**Given exercise:** Transcribe the material in full. Nothing should differ except that the pictures are left out.

begin Exercise material

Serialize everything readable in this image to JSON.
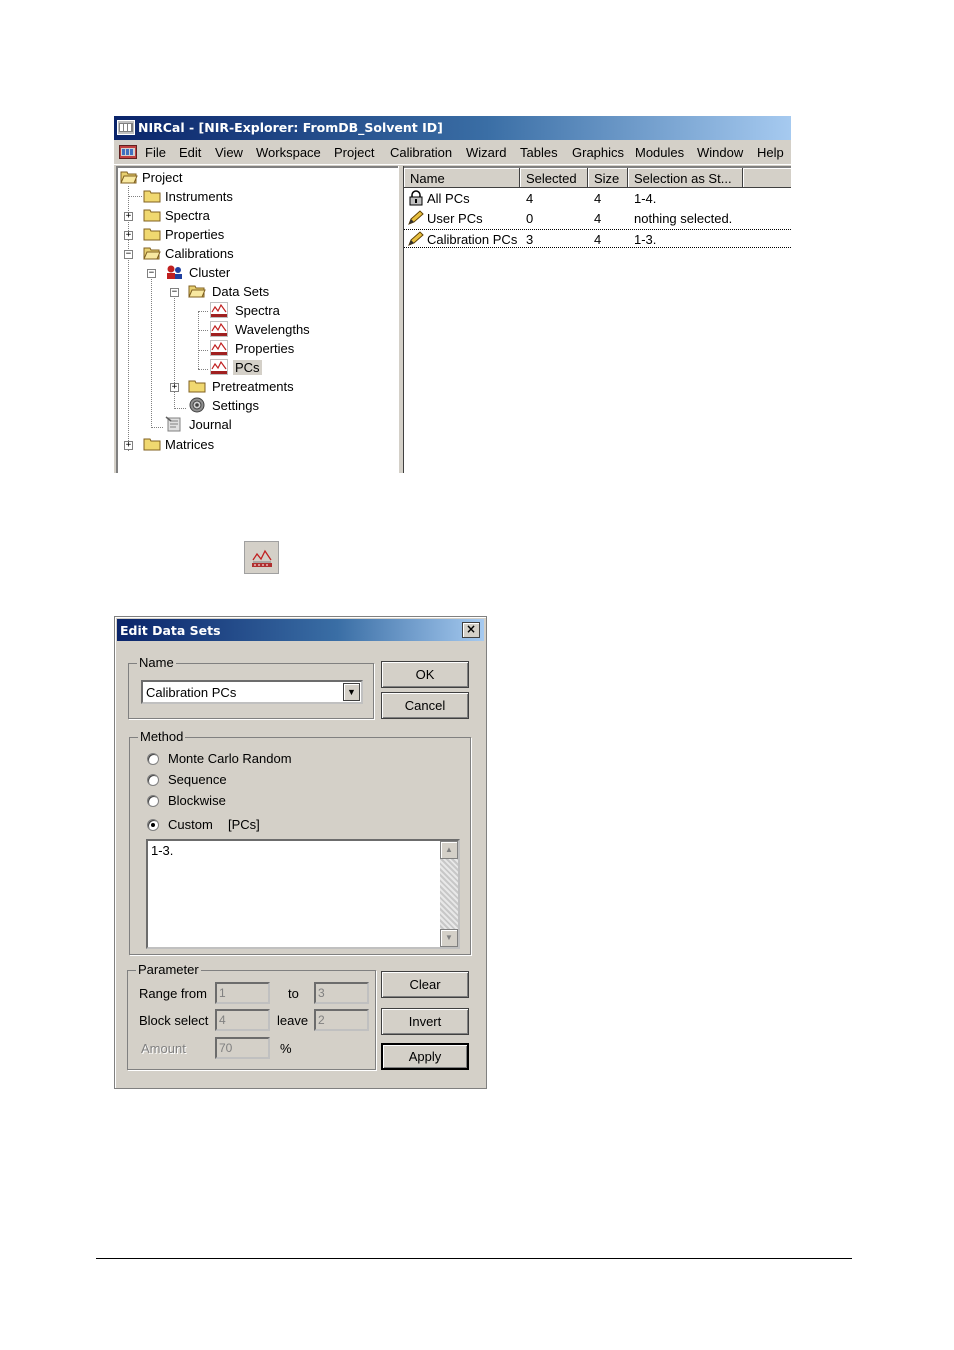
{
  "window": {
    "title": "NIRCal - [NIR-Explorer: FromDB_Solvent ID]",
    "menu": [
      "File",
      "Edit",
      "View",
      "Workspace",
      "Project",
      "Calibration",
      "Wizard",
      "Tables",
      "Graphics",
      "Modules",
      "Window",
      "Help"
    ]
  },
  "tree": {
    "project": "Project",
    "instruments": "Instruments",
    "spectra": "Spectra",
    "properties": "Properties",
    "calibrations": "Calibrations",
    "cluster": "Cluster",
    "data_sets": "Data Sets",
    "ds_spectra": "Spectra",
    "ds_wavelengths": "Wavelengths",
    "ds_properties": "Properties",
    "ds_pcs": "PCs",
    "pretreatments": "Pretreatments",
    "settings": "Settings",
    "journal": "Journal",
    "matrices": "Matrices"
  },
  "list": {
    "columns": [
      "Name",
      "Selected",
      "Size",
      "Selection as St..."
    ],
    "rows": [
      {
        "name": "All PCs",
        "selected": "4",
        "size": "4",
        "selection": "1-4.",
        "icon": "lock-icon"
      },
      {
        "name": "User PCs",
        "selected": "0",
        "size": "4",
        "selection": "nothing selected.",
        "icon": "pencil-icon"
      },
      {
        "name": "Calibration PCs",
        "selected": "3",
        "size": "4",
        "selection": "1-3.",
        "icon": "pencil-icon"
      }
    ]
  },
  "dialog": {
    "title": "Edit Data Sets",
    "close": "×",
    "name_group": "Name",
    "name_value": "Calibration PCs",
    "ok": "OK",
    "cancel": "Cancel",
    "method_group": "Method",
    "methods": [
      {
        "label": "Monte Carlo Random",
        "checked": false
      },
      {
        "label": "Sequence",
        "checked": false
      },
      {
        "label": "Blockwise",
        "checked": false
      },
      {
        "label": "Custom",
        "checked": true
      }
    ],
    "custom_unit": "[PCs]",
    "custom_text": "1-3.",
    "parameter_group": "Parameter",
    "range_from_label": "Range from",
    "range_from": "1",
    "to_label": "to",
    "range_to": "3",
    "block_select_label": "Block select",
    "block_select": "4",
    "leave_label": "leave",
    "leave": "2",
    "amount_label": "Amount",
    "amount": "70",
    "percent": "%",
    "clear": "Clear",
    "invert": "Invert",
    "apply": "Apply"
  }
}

end Exercise material

**Response for this exercise:**
Serialize everything readable in this image to JSON.
{
  "window": {
    "title": "NIRCal - [NIR-Explorer: FromDB_Solvent ID]",
    "menu": [
      "File",
      "Edit",
      "View",
      "Workspace",
      "Project",
      "Calibration",
      "Wizard",
      "Tables",
      "Graphics",
      "Modules",
      "Window",
      "Help"
    ]
  },
  "tree": {
    "project": "Project",
    "instruments": "Instruments",
    "spectra": "Spectra",
    "properties": "Properties",
    "calibrations": "Calibrations",
    "cluster": "Cluster",
    "data_sets": "Data Sets",
    "ds_spectra": "Spectra",
    "ds_wavelengths": "Wavelengths",
    "ds_properties": "Properties",
    "ds_pcs": "PCs",
    "pretreatments": "Pretreatments",
    "settings": "Settings",
    "journal": "Journal",
    "matrices": "Matrices"
  },
  "list": {
    "columns": [
      "Name",
      "Selected",
      "Size",
      "Selection as St..."
    ],
    "rows": [
      {
        "name": "All PCs",
        "selected": "4",
        "size": "4",
        "selection": "1-4.",
        "icon": "lock-icon"
      },
      {
        "name": "User PCs",
        "selected": "0",
        "size": "4",
        "selection": "nothing selected.",
        "icon": "pencil-icon"
      },
      {
        "name": "Calibration PCs",
        "selected": "3",
        "size": "4",
        "selection": "1-3.",
        "icon": "pencil-icon"
      }
    ]
  },
  "dialog": {
    "title": "Edit Data Sets",
    "close": "×",
    "name_group": "Name",
    "name_value": "Calibration PCs",
    "ok": "OK",
    "cancel": "Cancel",
    "method_group": "Method",
    "methods": [
      {
        "label": "Monte Carlo Random",
        "checked": false
      },
      {
        "label": "Sequence",
        "checked": false
      },
      {
        "label": "Blockwise",
        "checked": false
      },
      {
        "label": "Custom",
        "checked": true
      }
    ],
    "custom_unit": "[PCs]",
    "custom_text": "1-3.",
    "parameter_group": "Parameter",
    "range_from_label": "Range from",
    "range_from": "1",
    "to_label": "to",
    "range_to": "3",
    "block_select_label": "Block select",
    "block_select": "4",
    "leave_label": "leave",
    "leave": "2",
    "amount_label": "Amount",
    "amount": "70",
    "percent": "%",
    "clear": "Clear",
    "invert": "Invert",
    "apply": "Apply"
  }
}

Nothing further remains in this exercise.